__作業内容__
1. 植草一秀についての文章の「UKを弁護するわけではないが」から「もあまり良くないらしいです。」までを、そのまま書き写してください。
2. 植草一秀についての文章で、「聞いた話ですが」で始まるコメントの中にある、かぎかっこ「」でくくられた言葉をすべて挙げてください。
3. 植草一秀についての文章を、最後の文のあとから書き継いでください。

__元の文章__

□ □ □ □

UKを弁護するわけではないが

承前*1

http://d.hatena.ne.jp/kojitaken/20091212/1260586230


本文ではなく、nemuri nekoという方*2のコメント;


 聞いた話ですが、植草センセの「性的嗜好」と言うのは、正常では無い方で、「変態」に属するものだそうです。女装、その他、いろいろとあり、知っている人で、「痴漢冤罪」を信じている人は誰もいないそうな。ついでに酒癖もあまり良くないらしいです。
http://d.hatena.ne.jp/kojitaken/20091212/1260586230#c1260603991
たしかに、植草一秀を「知っている人で、「痴漢冤罪」を信じている人は誰もいないそうな」というのは貴重な情報だといえるだろう。但し、少し注意を喚起しておくと、括弧付きとはいえ、「変態」という言葉を安易に使うのはどうかと思う。私見を述べれば、「変態」という言葉の使用が許容されるのは、当事者が自虐的若しくは開き直り的に使用する場合のみであるべきだと思う。マジョリティから見て「変」であっても、当事者間の自由で対等な合意に基づくかぎり、性的快楽を追求する自由は誰にでもある。「人はそれぞれに性的嗜好を持つと思うが、人を傷つけたり迷惑をかけたりしなければ、嗜好は個人の自由に属することがらだ」とUKが書いているのは正しい*3。勿論、植草一秀の「痴漢」がたんなる他者の自身の身体についての権利の侵害であるが故に断罪すべきであるということはいうまでもない。また、「変態」というのが相対的な概念で、米国にはオーラル・セックスを条例で禁止している町があるらしいが(たしか、栗本慎一郎『パンツをはいたサル』に出ていたと思う)、そういう町の住民から見れば、これを読んでいる多くの人は「変態」なのだ。多様なセクシュアリティのあり方への配慮ということを離れて、別の準位のことを言えば、通俗フロイト主義よろしくセクシュアリティを何でも説明してしまう万能の独立変数に仕立て上げるのは誤っている。この件でいえば、UKが「正常」であれ「異常」であれ、彼の言っていることがアレであることに変わりはないということだ。

□ □ □ □

__提供資料__
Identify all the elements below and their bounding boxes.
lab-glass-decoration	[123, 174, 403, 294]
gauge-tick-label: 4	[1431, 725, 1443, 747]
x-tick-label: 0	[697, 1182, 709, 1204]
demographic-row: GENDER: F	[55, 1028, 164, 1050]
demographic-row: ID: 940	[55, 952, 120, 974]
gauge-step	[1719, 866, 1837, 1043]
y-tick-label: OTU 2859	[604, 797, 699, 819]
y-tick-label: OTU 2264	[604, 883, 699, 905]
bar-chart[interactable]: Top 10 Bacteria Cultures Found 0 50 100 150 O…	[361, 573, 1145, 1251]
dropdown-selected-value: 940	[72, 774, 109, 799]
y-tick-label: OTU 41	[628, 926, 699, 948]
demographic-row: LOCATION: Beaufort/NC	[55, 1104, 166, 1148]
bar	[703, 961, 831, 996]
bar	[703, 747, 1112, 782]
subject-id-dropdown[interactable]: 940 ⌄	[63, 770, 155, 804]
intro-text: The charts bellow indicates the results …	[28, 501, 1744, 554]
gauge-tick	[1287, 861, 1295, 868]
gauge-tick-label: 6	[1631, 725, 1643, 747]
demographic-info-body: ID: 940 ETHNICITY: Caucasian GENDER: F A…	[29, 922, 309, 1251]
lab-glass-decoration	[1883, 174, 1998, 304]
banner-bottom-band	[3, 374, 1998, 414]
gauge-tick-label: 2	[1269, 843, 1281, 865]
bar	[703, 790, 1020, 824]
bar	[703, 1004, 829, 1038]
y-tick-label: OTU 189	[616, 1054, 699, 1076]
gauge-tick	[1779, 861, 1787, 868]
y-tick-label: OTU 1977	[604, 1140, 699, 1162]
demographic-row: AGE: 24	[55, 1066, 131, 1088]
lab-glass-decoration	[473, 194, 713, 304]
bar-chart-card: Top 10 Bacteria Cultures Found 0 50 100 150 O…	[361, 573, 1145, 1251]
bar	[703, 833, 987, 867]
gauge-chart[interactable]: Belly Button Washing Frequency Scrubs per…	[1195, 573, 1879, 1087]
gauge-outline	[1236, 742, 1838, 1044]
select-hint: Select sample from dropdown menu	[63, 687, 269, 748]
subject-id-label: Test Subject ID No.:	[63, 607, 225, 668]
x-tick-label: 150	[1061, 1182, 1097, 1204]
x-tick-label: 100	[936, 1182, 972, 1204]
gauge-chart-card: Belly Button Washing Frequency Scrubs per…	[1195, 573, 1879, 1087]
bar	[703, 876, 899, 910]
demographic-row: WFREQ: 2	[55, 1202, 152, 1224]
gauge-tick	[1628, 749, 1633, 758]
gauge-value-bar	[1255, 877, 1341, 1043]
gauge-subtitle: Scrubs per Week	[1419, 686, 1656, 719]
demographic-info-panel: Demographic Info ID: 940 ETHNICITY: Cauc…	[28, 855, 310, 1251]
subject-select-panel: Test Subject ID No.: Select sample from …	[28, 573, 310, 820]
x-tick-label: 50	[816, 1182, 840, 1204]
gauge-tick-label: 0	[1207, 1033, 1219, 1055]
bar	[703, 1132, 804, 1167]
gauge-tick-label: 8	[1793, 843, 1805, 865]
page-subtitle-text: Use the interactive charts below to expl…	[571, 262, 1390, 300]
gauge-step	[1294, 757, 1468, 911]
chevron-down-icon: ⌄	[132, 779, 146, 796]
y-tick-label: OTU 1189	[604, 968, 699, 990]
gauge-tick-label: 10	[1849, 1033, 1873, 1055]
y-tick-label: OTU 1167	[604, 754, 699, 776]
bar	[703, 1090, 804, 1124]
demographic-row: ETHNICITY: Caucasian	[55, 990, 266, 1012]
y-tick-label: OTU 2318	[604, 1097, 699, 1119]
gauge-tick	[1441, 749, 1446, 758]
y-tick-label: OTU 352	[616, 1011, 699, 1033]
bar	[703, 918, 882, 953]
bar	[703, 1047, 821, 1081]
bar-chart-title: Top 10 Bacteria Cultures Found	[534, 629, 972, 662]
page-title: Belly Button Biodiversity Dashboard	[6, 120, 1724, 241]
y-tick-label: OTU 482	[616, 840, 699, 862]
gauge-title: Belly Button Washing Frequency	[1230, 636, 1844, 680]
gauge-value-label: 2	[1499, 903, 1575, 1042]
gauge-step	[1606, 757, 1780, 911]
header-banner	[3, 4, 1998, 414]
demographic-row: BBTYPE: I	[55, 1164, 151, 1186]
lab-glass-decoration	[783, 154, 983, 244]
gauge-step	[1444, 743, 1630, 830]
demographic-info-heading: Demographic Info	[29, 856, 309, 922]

□ □ □ □

__解答欄__
1.
UKを弁護するわけではないが

承前*1

http://d.hatena.ne.jp/kojitaken/20091212/1260586230


本文ではなく、nemuri nekoという方*2のコメント;


 聞いた話ですが、植草センセの「性的嗜好」と言うのは、正常では無い方で、「変態」に属するものだそうです。女装、その他、いろいろとあり、知っている人で、「痴漢冤罪」を信じている人は誰もいないそうな。ついでに酒癖もあまり良くないらしいです。

2. 「性的嗜好」、「変態」、「痴漢冤罪」

3.
パンツをはいたサル―人間は、どういう生物か (カッパ・サイエンス)

パンツをはいたサル―人間は、どういう生物か (カッパ・サイエンス)

See also


http://d.hatena.ne.jp/sumita-m/20070928/1190987965
http://d.hatena.ne.jp/sumita-m/20080315/1205588068


また、(中国語ではあるが)李銀河老師のblogエントリー;


http://blog.sina.com.cn/s/blog_473d53360100fvwm.html

*1:http://d.hatena.ne.jp/sumita-m/20091204/1259925249

*2:http://d.hatena.ne.jp/nemuri_neko/

*3:但し、「嗜好」は「指向」と書くべきだろう。